RECORDS TO PROCESS =
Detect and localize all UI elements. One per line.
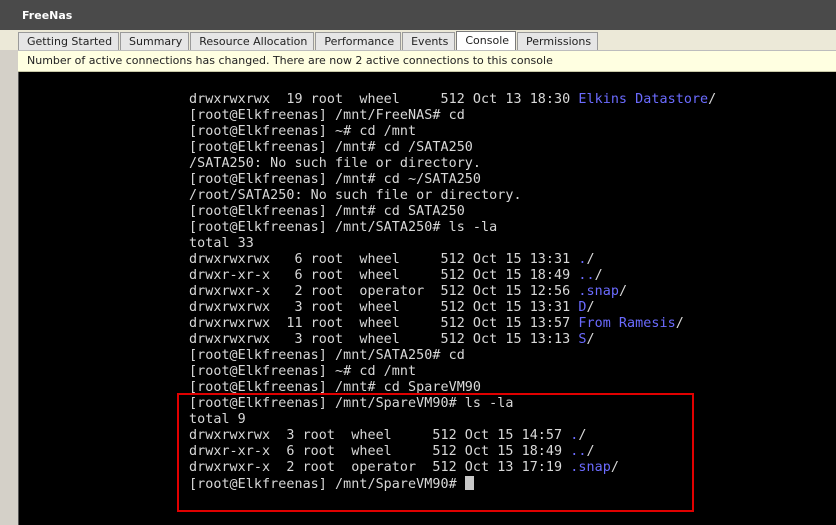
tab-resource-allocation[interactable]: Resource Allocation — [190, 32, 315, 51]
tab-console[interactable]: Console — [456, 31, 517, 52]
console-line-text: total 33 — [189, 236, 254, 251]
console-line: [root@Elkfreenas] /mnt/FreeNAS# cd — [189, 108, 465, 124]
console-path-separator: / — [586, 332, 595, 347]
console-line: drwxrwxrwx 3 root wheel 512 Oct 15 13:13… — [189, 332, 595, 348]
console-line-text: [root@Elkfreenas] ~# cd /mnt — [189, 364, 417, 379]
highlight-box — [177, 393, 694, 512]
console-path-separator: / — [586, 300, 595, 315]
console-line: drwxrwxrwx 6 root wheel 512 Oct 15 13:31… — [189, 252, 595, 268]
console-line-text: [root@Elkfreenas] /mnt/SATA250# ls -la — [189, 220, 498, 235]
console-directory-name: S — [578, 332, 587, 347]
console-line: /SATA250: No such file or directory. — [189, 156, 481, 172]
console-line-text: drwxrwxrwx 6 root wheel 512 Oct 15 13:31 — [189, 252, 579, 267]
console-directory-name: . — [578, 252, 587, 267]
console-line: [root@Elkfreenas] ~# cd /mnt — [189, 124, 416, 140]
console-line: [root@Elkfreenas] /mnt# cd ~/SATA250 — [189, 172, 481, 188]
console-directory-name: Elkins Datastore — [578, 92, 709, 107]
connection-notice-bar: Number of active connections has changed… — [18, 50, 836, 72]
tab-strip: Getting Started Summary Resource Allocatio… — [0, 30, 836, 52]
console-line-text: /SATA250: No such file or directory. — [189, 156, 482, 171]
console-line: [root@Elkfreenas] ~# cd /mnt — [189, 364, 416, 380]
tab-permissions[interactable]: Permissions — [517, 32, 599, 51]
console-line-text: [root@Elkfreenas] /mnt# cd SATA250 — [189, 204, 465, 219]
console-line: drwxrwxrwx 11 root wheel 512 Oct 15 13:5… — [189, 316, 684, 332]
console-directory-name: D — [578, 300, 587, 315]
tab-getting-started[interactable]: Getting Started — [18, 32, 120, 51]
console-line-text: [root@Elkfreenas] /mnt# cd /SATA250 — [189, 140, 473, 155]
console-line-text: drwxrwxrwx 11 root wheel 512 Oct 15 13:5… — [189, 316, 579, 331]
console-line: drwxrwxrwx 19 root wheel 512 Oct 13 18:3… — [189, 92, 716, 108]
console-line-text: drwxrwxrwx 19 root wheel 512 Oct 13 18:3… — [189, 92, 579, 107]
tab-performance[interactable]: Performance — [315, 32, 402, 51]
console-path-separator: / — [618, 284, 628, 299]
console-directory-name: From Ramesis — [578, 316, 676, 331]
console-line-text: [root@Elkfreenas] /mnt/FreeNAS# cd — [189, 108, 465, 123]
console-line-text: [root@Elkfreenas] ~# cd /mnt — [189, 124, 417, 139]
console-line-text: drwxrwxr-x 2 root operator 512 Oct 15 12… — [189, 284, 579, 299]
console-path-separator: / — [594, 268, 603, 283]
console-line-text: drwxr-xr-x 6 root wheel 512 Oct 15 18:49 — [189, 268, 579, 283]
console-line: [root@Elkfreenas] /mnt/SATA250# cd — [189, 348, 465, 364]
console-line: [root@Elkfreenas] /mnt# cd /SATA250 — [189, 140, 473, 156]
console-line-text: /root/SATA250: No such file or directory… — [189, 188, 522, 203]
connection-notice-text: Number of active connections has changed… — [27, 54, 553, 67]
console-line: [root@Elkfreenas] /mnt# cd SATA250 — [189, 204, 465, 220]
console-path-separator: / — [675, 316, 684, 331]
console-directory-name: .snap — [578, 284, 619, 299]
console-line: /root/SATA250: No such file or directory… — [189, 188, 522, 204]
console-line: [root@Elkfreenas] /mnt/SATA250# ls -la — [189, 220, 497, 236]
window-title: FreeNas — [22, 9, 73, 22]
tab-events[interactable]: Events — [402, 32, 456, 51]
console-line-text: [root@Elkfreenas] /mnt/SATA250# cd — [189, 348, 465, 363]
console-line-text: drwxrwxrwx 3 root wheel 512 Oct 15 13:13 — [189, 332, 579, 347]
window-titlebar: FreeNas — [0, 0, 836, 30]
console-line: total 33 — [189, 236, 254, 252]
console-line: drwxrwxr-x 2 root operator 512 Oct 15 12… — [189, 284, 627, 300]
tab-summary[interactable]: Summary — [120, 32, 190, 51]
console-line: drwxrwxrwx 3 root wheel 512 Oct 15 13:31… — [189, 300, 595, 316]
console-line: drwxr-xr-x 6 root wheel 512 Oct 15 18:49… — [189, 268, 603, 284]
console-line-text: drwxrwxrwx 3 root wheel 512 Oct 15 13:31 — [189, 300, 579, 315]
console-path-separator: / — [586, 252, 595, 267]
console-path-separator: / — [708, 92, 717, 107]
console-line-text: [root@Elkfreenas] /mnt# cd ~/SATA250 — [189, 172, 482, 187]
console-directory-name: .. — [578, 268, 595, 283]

TASK DIRECTIONS = Reproduce the lines of the records verbatim, beginning with the line that contains "tab-resource-allocation[interactable]: Resource Allocation" and ending after the line that contains "tab-strip: Getting Started".

ANSWER TO THE PROBLEM =
tab-resource-allocation[interactable]: Resource Allocation — [190, 32, 315, 51]
tab-console[interactable]: Console — [456, 31, 517, 52]
console-line-text: total 33 — [189, 236, 254, 251]
console-line: [root@Elkfreenas] /mnt/FreeNAS# cd — [189, 108, 465, 124]
console-path-separator: / — [586, 332, 595, 347]
console-line: drwxrwxrwx 3 root wheel 512 Oct 15 13:13… — [189, 332, 595, 348]
console-line-text: [root@Elkfreenas] ~# cd /mnt — [189, 364, 417, 379]
highlight-box — [177, 393, 694, 512]
console-path-separator: / — [586, 300, 595, 315]
console-line: drwxrwxrwx 6 root wheel 512 Oct 15 13:31… — [189, 252, 595, 268]
console-line-text: [root@Elkfreenas] /mnt/SATA250# ls -la — [189, 220, 498, 235]
console-directory-name: S — [578, 332, 587, 347]
console-line: /SATA250: No such file or directory. — [189, 156, 481, 172]
console-line-text: drwxrwxrwx 6 root wheel 512 Oct 15 13:31 — [189, 252, 579, 267]
console-directory-name: . — [578, 252, 587, 267]
console-line: [root@Elkfreenas] ~# cd /mnt — [189, 124, 416, 140]
console-line: [root@Elkfreenas] /mnt# cd ~/SATA250 — [189, 172, 481, 188]
console-directory-name: Elkins Datastore — [578, 92, 709, 107]
connection-notice-bar: Number of active connections has changed… — [18, 50, 836, 72]
tab-strip: Getting Started Summary Resource Allocatio… — [0, 30, 836, 52]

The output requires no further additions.